### Your task
Copy out every line exactly as given.

Entries taken from a collection
◆ ◆ ◆ ◆ ◆ ◆ ◆

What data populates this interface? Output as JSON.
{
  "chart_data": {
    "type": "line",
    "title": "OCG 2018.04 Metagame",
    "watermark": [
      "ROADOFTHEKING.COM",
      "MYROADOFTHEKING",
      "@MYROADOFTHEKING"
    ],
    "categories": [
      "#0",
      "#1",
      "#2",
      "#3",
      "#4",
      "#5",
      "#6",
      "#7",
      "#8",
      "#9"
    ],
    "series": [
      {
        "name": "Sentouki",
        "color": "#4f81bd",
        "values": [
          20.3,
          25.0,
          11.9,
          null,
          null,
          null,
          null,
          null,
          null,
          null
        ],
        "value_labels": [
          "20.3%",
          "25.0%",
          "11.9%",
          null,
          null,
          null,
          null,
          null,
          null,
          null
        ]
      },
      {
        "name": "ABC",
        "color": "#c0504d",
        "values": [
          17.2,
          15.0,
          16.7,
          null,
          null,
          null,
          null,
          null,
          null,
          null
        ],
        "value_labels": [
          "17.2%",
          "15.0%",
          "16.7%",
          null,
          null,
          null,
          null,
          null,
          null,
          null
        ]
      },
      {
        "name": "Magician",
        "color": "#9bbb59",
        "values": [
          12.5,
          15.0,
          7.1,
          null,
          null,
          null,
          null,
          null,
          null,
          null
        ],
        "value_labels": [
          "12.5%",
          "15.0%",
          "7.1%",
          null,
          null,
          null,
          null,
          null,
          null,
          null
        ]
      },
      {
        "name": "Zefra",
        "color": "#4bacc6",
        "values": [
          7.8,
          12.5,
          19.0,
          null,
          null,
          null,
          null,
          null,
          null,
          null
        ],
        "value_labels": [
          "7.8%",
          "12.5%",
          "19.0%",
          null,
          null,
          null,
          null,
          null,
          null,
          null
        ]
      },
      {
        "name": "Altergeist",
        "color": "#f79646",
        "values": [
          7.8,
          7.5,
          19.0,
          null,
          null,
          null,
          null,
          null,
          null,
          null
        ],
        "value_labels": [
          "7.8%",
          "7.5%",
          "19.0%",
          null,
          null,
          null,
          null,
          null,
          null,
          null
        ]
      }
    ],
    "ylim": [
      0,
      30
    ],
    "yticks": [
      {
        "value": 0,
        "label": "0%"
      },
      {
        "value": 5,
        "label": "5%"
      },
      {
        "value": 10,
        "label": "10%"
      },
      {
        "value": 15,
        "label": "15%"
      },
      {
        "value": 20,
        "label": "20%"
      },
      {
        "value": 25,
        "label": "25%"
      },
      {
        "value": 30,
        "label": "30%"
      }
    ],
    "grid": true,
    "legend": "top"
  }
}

◆ ◆ ◆ ◆ ◆ ◆ ◆

### Correct answer
What data populates this interface? Output as JSON.
{
  "chart_data": {
    "type": "line",
    "title": "OCG 2018.04 Metagame",
    "watermark": [
      "ROADOFTHEKING.COM",
      "MYROADOFTHEKING",
      "@MYROADOFTHEKING"
    ],
    "categories": [
      "#0",
      "#1",
      "#2",
      "#3",
      "#4",
      "#5",
      "#6",
      "#7",
      "#8",
      "#9"
    ],
    "series": [
      {
        "name": "Sentouki",
        "color": "#4f81bd",
        "values": [
          20.3,
          25.0,
          11.9,
          null,
          null,
          null,
          null,
          null,
          null,
          null
        ],
        "value_labels": [
          "20.3%",
          "25.0%",
          "11.9%",
          null,
          null,
          null,
          null,
          null,
          null,
          null
        ]
      },
      {
        "name": "ABC",
        "color": "#c0504d",
        "values": [
          17.2,
          15.0,
          16.7,
          null,
          null,
          null,
          null,
          null,
          null,
          null
        ],
        "value_labels": [
          "17.2%",
          "15.0%",
          "16.7%",
          null,
          null,
          null,
          null,
          null,
          null,
          null
        ]
      },
      {
        "name": "Magician",
        "color": "#9bbb59",
        "values": [
          12.5,
          15.0,
          7.1,
          null,
          null,
          null,
          null,
          null,
          null,
          null
        ],
        "value_labels": [
          "12.5%",
          "15.0%",
          "7.1%",
          null,
          null,
          null,
          null,
          null,
          null,
          null
        ]
      },
      {
        "name": "Zefra",
        "color": "#4bacc6",
        "values": [
          7.8,
          12.5,
          19.0,
          null,
          null,
          null,
          null,
          null,
          null,
          null
        ],
        "value_labels": [
          "7.8%",
          "12.5%",
          "19.0%",
          null,
          null,
          null,
          null,
          null,
          null,
          null
        ]
      },
      {
        "name": "Altergeist",
        "color": "#f79646",
        "values": [
          7.8,
          7.5,
          19.0,
          null,
          null,
          null,
          null,
          null,
          null,
          null
        ],
        "value_labels": [
          "7.8%",
          "7.5%",
          "19.0%",
          null,
          null,
          null,
          null,
          null,
          null,
          null
        ]
      }
    ],
    "ylim": [
      0,
      30
    ],
    "yticks": [
      {
        "value": 0,
        "label": "0%"
      },
      {
        "value": 5,
        "label": "5%"
      },
      {
        "value": 10,
        "label": "10%"
      },
      {
        "value": 15,
        "label": "15%"
      },
      {
        "value": 20,
        "label": "20%"
      },
      {
        "value": 25,
        "label": "25%"
      },
      {
        "value": 30,
        "label": "30%"
      }
    ],
    "grid": true,
    "legend": "top"
  }
}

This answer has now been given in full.